[Given task] Reproduce every record below exactly as it appears.
::: Extracted data :::
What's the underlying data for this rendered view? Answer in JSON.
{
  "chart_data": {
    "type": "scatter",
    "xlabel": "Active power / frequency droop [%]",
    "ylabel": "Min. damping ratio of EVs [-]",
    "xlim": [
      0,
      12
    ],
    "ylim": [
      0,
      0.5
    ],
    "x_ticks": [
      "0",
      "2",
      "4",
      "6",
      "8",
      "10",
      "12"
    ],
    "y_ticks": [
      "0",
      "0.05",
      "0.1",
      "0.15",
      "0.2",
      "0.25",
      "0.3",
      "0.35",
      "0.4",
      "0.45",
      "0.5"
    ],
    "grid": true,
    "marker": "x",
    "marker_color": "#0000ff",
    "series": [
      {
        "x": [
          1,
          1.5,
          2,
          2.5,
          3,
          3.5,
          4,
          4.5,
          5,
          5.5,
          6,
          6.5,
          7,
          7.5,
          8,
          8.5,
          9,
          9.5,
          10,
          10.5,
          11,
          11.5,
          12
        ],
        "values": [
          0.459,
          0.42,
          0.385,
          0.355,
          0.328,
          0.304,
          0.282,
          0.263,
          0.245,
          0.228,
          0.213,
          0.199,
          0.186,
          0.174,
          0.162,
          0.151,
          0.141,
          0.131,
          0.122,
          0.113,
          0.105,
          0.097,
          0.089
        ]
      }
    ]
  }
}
:::
[Finished answer]
What's the underlying data for this rendered view? Answer in JSON.
{
  "chart_data": {
    "type": "scatter",
    "xlabel": "Active power / frequency droop [%]",
    "ylabel": "Min. damping ratio of EVs [-]",
    "xlim": [
      0,
      12
    ],
    "ylim": [
      0,
      0.5
    ],
    "x_ticks": [
      "0",
      "2",
      "4",
      "6",
      "8",
      "10",
      "12"
    ],
    "y_ticks": [
      "0",
      "0.05",
      "0.1",
      "0.15",
      "0.2",
      "0.25",
      "0.3",
      "0.35",
      "0.4",
      "0.45",
      "0.5"
    ],
    "grid": true,
    "marker": "x",
    "marker_color": "#0000ff",
    "series": [
      {
        "x": [
          1,
          1.5,
          2,
          2.5,
          3,
          3.5,
          4,
          4.5,
          5,
          5.5,
          6,
          6.5,
          7,
          7.5,
          8,
          8.5,
          9,
          9.5,
          10,
          10.5,
          11,
          11.5,
          12
        ],
        "values": [
          0.459,
          0.42,
          0.385,
          0.355,
          0.328,
          0.304,
          0.282,
          0.263,
          0.245,
          0.228,
          0.213,
          0.199,
          0.186,
          0.174,
          0.162,
          0.151,
          0.141,
          0.131,
          0.122,
          0.113,
          0.105,
          0.097,
          0.089
        ]
      }
    ]
  }
}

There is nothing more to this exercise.